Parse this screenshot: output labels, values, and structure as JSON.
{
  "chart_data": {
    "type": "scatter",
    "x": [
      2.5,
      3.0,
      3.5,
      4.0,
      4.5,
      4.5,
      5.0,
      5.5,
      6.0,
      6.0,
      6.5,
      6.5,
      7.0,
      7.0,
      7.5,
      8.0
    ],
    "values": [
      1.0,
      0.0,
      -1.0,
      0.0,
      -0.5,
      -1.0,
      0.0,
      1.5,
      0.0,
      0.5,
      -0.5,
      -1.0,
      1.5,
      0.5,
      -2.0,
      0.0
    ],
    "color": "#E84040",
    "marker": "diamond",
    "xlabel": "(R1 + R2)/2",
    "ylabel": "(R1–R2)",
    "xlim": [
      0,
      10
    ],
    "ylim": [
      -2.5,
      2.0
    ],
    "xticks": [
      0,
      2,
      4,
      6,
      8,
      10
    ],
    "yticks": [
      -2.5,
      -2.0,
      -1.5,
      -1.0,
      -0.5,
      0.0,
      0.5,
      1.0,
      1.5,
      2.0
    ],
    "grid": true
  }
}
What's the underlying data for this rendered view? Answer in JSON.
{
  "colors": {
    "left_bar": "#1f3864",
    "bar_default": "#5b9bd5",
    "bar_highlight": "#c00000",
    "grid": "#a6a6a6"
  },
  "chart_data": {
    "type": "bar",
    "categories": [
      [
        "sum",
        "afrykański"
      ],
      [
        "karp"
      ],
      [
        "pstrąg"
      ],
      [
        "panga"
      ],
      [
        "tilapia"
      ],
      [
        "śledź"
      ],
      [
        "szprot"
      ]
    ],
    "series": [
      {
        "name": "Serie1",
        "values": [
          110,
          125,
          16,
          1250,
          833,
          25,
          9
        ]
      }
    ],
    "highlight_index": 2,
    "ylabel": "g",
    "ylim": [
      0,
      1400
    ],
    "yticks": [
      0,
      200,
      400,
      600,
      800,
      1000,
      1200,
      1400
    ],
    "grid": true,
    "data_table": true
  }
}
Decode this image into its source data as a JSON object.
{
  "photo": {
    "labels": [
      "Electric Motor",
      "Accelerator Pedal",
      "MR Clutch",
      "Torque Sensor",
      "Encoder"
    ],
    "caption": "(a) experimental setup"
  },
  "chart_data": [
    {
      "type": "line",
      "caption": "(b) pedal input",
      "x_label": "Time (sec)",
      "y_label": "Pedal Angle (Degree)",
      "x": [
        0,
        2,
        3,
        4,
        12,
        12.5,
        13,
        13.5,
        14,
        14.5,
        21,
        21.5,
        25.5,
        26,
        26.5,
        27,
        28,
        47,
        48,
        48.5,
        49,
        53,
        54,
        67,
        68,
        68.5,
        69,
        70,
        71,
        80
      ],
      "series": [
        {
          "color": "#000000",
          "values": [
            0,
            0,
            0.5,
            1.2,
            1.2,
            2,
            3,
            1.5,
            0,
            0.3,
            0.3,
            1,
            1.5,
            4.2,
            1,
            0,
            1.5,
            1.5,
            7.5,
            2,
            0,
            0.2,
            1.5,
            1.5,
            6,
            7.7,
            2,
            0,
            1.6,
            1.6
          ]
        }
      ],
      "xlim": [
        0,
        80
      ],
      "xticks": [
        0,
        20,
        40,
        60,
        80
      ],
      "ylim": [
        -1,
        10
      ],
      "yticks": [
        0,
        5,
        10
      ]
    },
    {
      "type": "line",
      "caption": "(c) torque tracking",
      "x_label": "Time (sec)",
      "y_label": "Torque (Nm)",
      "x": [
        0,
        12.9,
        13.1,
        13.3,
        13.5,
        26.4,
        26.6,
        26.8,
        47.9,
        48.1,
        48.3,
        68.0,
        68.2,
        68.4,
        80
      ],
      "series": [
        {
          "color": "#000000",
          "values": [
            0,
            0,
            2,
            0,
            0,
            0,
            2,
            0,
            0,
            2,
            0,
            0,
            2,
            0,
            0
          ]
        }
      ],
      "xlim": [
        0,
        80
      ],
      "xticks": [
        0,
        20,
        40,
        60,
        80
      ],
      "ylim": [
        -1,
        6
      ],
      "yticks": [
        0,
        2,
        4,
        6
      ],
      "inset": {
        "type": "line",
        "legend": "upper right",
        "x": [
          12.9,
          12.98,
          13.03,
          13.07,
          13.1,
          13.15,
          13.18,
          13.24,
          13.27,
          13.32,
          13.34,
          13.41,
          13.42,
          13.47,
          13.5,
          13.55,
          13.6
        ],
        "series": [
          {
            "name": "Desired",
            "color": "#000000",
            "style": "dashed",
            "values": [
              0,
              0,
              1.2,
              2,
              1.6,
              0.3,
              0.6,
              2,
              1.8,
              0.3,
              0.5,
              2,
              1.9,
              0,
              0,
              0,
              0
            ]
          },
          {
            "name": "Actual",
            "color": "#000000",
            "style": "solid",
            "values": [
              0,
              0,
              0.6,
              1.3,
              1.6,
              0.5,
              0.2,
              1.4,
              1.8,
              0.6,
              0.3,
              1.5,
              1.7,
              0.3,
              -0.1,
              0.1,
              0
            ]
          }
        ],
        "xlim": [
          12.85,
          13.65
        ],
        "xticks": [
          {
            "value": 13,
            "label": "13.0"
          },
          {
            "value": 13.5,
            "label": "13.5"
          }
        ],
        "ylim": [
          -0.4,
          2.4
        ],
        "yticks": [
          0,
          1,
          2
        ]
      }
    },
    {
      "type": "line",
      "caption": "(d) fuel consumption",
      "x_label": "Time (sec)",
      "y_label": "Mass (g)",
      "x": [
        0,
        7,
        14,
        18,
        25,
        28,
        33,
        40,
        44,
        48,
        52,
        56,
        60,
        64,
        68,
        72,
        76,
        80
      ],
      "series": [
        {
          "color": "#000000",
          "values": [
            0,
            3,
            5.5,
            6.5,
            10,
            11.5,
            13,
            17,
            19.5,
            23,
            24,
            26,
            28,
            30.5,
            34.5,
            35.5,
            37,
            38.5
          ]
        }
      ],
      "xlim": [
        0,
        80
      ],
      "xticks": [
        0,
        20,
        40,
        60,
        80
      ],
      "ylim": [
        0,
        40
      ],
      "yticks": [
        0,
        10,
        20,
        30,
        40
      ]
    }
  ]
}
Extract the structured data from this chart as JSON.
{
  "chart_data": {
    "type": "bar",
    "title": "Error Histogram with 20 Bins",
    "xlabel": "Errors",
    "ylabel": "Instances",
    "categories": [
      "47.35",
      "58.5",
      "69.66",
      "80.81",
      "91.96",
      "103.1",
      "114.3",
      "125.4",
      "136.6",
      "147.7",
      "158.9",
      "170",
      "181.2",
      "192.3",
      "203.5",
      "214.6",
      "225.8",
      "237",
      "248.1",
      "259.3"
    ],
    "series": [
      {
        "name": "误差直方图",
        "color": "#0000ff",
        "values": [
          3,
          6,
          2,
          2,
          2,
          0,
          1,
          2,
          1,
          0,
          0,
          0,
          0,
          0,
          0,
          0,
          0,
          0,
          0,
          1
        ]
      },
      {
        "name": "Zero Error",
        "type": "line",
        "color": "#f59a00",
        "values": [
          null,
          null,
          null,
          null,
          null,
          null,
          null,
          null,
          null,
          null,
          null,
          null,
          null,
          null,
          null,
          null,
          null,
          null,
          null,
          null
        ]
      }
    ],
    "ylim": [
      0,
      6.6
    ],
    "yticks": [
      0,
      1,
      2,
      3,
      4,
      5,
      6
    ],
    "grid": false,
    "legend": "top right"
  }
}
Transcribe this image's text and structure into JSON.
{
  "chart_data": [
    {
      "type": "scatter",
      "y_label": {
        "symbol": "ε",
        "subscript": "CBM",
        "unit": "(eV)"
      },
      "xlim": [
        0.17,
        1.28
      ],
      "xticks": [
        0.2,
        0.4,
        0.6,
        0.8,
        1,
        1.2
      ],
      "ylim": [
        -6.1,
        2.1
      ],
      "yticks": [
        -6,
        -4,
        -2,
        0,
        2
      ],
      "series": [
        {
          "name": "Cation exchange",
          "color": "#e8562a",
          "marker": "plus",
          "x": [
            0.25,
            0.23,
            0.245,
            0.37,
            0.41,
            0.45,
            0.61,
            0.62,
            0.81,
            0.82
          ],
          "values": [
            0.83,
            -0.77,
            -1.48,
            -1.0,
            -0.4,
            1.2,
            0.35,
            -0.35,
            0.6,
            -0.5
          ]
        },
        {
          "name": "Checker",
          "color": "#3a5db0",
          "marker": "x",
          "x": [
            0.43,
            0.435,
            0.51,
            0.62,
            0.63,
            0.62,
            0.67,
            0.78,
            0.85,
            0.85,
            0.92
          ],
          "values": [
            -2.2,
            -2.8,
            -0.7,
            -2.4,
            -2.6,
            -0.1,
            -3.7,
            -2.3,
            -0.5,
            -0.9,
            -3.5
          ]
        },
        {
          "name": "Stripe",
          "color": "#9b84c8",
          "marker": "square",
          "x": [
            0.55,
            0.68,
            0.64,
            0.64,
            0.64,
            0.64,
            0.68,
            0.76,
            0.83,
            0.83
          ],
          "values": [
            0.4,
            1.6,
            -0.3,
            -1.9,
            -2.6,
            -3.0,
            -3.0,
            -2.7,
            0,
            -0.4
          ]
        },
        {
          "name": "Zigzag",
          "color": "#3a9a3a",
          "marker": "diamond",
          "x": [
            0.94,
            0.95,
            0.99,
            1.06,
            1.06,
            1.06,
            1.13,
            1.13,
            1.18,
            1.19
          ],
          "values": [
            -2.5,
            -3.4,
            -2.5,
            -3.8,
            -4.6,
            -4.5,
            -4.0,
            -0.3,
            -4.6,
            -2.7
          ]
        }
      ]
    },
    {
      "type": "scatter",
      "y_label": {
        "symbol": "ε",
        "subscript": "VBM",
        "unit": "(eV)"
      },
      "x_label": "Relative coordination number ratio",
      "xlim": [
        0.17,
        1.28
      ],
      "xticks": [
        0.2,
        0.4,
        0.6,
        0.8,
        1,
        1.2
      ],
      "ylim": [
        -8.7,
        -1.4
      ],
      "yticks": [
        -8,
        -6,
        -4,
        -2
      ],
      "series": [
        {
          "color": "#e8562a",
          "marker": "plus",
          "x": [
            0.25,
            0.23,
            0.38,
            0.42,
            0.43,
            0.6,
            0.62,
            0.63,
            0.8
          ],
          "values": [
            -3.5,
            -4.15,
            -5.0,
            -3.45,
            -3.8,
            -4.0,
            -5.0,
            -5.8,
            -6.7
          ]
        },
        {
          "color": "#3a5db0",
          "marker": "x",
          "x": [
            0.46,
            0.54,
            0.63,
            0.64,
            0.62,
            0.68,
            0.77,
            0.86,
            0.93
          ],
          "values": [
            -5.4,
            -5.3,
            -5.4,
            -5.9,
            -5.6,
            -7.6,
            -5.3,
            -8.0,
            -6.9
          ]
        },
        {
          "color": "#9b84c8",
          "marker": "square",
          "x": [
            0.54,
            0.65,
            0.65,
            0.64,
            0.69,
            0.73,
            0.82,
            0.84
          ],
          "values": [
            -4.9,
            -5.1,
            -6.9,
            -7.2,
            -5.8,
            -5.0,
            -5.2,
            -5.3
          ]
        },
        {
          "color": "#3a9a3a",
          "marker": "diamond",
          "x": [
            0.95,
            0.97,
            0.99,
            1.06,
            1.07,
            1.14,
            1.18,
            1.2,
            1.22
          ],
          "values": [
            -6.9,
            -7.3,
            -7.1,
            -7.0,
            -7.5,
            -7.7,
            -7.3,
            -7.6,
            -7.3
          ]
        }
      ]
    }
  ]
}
- - -
Work to complete - Count each line where the string "caption" occurs, and write only the number.

The reply - 4